Give the entries back exactly, dropping each image.
___ EXERCISE MATERIAL
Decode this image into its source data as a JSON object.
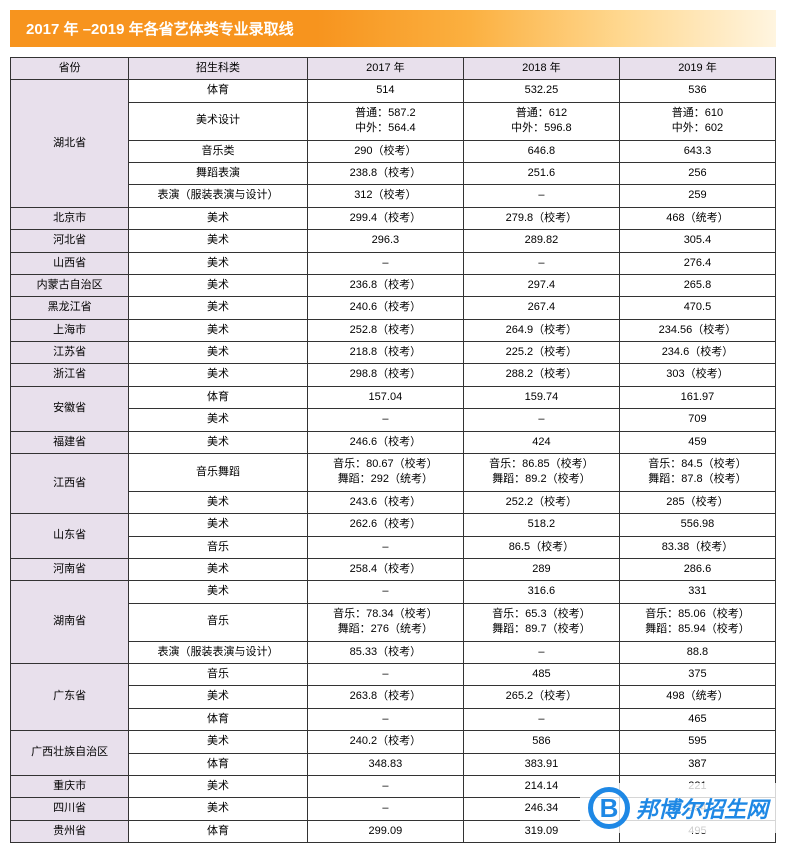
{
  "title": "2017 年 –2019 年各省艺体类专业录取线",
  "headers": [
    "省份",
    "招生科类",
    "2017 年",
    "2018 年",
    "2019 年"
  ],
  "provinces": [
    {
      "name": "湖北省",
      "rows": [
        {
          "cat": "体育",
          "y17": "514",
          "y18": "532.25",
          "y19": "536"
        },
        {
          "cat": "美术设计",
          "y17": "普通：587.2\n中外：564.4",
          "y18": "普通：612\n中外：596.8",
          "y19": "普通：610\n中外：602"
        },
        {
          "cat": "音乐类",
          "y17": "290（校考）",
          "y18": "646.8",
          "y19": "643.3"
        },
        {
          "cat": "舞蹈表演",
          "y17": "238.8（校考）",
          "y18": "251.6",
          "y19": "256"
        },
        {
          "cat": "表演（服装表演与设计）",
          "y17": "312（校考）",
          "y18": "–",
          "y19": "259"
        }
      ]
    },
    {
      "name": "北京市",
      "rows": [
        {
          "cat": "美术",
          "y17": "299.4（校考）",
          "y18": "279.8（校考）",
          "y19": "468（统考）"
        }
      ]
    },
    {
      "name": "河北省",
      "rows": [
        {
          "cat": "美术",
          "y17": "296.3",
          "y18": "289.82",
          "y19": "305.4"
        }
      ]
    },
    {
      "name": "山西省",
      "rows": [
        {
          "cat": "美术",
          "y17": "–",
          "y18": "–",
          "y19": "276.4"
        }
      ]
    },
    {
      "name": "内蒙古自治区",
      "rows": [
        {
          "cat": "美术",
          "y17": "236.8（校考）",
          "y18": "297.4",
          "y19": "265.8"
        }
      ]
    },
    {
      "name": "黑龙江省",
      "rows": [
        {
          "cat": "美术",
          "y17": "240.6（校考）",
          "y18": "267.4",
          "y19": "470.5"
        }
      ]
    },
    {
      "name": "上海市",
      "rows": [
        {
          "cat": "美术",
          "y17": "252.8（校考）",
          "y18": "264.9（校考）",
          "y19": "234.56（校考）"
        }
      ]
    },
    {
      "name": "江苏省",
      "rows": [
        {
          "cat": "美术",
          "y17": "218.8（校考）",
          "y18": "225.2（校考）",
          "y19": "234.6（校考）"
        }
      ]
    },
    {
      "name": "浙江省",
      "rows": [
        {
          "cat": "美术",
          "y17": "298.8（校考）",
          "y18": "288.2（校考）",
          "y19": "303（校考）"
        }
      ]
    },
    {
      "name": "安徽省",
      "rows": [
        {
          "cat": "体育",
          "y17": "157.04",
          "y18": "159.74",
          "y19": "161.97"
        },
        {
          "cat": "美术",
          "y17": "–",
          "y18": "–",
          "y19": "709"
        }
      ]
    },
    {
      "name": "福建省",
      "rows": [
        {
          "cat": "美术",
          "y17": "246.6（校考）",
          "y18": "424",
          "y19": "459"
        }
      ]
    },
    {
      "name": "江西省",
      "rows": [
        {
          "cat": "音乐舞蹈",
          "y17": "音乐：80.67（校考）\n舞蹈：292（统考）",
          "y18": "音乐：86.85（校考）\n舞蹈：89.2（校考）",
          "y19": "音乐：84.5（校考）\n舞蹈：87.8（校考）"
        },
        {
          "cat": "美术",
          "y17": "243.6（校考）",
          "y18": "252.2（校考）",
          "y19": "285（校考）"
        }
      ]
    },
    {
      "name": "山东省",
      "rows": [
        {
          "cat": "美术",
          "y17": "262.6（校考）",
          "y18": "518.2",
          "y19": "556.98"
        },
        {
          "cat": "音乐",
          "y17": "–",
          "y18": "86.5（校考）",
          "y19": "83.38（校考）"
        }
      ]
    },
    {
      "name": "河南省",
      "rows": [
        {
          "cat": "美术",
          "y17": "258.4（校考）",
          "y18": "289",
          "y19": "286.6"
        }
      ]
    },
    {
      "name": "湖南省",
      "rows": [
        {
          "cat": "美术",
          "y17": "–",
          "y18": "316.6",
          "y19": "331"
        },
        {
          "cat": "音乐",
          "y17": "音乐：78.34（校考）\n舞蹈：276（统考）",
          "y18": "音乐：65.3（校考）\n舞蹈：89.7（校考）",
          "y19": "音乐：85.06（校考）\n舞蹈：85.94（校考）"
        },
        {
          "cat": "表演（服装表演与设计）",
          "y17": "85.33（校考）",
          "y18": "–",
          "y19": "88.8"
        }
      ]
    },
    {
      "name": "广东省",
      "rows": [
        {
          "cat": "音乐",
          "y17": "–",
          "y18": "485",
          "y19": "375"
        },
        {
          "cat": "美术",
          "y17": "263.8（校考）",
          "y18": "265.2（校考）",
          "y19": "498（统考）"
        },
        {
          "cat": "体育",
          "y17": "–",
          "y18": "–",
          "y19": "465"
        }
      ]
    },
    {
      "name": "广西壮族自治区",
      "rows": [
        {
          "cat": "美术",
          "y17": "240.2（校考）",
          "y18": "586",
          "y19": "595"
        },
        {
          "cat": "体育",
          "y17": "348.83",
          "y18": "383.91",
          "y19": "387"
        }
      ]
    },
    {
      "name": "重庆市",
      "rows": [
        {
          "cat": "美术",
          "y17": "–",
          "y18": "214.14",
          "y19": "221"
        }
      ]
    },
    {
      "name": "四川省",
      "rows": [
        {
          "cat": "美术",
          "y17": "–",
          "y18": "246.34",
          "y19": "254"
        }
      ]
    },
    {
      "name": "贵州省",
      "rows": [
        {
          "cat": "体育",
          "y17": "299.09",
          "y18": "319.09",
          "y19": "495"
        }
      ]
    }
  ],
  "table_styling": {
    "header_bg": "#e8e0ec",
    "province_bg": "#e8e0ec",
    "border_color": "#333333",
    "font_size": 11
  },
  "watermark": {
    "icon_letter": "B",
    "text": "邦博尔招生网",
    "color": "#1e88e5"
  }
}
______
◆ TASK OUTPUT
Decode this image into its source data as a JSON object.
{
  "title": "2017 年 –2019 年各省艺体类专业录取线",
  "headers": [
    "省份",
    "招生科类",
    "2017 年",
    "2018 年",
    "2019 年"
  ],
  "provinces": [
    {
      "name": "湖北省",
      "rows": [
        {
          "cat": "体育",
          "y17": "514",
          "y18": "532.25",
          "y19": "536"
        },
        {
          "cat": "美术设计",
          "y17": "普通：587.2\n中外：564.4",
          "y18": "普通：612\n中外：596.8",
          "y19": "普通：610\n中外：602"
        },
        {
          "cat": "音乐类",
          "y17": "290（校考）",
          "y18": "646.8",
          "y19": "643.3"
        },
        {
          "cat": "舞蹈表演",
          "y17": "238.8（校考）",
          "y18": "251.6",
          "y19": "256"
        },
        {
          "cat": "表演（服装表演与设计）",
          "y17": "312（校考）",
          "y18": "–",
          "y19": "259"
        }
      ]
    },
    {
      "name": "北京市",
      "rows": [
        {
          "cat": "美术",
          "y17": "299.4（校考）",
          "y18": "279.8（校考）",
          "y19": "468（统考）"
        }
      ]
    },
    {
      "name": "河北省",
      "rows": [
        {
          "cat": "美术",
          "y17": "296.3",
          "y18": "289.82",
          "y19": "305.4"
        }
      ]
    },
    {
      "name": "山西省",
      "rows": [
        {
          "cat": "美术",
          "y17": "–",
          "y18": "–",
          "y19": "276.4"
        }
      ]
    },
    {
      "name": "内蒙古自治区",
      "rows": [
        {
          "cat": "美术",
          "y17": "236.8（校考）",
          "y18": "297.4",
          "y19": "265.8"
        }
      ]
    },
    {
      "name": "黑龙江省",
      "rows": [
        {
          "cat": "美术",
          "y17": "240.6（校考）",
          "y18": "267.4",
          "y19": "470.5"
        }
      ]
    },
    {
      "name": "上海市",
      "rows": [
        {
          "cat": "美术",
          "y17": "252.8（校考）",
          "y18": "264.9（校考）",
          "y19": "234.56（校考）"
        }
      ]
    },
    {
      "name": "江苏省",
      "rows": [
        {
          "cat": "美术",
          "y17": "218.8（校考）",
          "y18": "225.2（校考）",
          "y19": "234.6（校考）"
        }
      ]
    },
    {
      "name": "浙江省",
      "rows": [
        {
          "cat": "美术",
          "y17": "298.8（校考）",
          "y18": "288.2（校考）",
          "y19": "303（校考）"
        }
      ]
    },
    {
      "name": "安徽省",
      "rows": [
        {
          "cat": "体育",
          "y17": "157.04",
          "y18": "159.74",
          "y19": "161.97"
        },
        {
          "cat": "美术",
          "y17": "–",
          "y18": "–",
          "y19": "709"
        }
      ]
    },
    {
      "name": "福建省",
      "rows": [
        {
          "cat": "美术",
          "y17": "246.6（校考）",
          "y18": "424",
          "y19": "459"
        }
      ]
    },
    {
      "name": "江西省",
      "rows": [
        {
          "cat": "音乐舞蹈",
          "y17": "音乐：80.67（校考）\n舞蹈：292（统考）",
          "y18": "音乐：86.85（校考）\n舞蹈：89.2（校考）",
          "y19": "音乐：84.5（校考）\n舞蹈：87.8（校考）"
        },
        {
          "cat": "美术",
          "y17": "243.6（校考）",
          "y18": "252.2（校考）",
          "y19": "285（校考）"
        }
      ]
    },
    {
      "name": "山东省",
      "rows": [
        {
          "cat": "美术",
          "y17": "262.6（校考）",
          "y18": "518.2",
          "y19": "556.98"
        },
        {
          "cat": "音乐",
          "y17": "–",
          "y18": "86.5（校考）",
          "y19": "83.38（校考）"
        }
      ]
    },
    {
      "name": "河南省",
      "rows": [
        {
          "cat": "美术",
          "y17": "258.4（校考）",
          "y18": "289",
          "y19": "286.6"
        }
      ]
    },
    {
      "name": "湖南省",
      "rows": [
        {
          "cat": "美术",
          "y17": "–",
          "y18": "316.6",
          "y19": "331"
        },
        {
          "cat": "音乐",
          "y17": "音乐：78.34（校考）\n舞蹈：276（统考）",
          "y18": "音乐：65.3（校考）\n舞蹈：89.7（校考）",
          "y19": "音乐：85.06（校考）\n舞蹈：85.94（校考）"
        },
        {
          "cat": "表演（服装表演与设计）",
          "y17": "85.33（校考）",
          "y18": "–",
          "y19": "88.8"
        }
      ]
    },
    {
      "name": "广东省",
      "rows": [
        {
          "cat": "音乐",
          "y17": "–",
          "y18": "485",
          "y19": "375"
        },
        {
          "cat": "美术",
          "y17": "263.8（校考）",
          "y18": "265.2（校考）",
          "y19": "498（统考）"
        },
        {
          "cat": "体育",
          "y17": "–",
          "y18": "–",
          "y19": "465"
        }
      ]
    },
    {
      "name": "广西壮族自治区",
      "rows": [
        {
          "cat": "美术",
          "y17": "240.2（校考）",
          "y18": "586",
          "y19": "595"
        },
        {
          "cat": "体育",
          "y17": "348.83",
          "y18": "383.91",
          "y19": "387"
        }
      ]
    },
    {
      "name": "重庆市",
      "rows": [
        {
          "cat": "美术",
          "y17": "–",
          "y18": "214.14",
          "y19": "221"
        }
      ]
    },
    {
      "name": "四川省",
      "rows": [
        {
          "cat": "美术",
          "y17": "–",
          "y18": "246.34",
          "y19": "254"
        }
      ]
    },
    {
      "name": "贵州省",
      "rows": [
        {
          "cat": "体育",
          "y17": "299.09",
          "y18": "319.09",
          "y19": "495"
        }
      ]
    }
  ],
  "table_styling": {
    "header_bg": "#e8e0ec",
    "province_bg": "#e8e0ec",
    "border_color": "#333333",
    "font_size": 11
  },
  "watermark": {
    "icon_letter": "B",
    "text": "邦博尔招生网",
    "color": "#1e88e5"
  }
}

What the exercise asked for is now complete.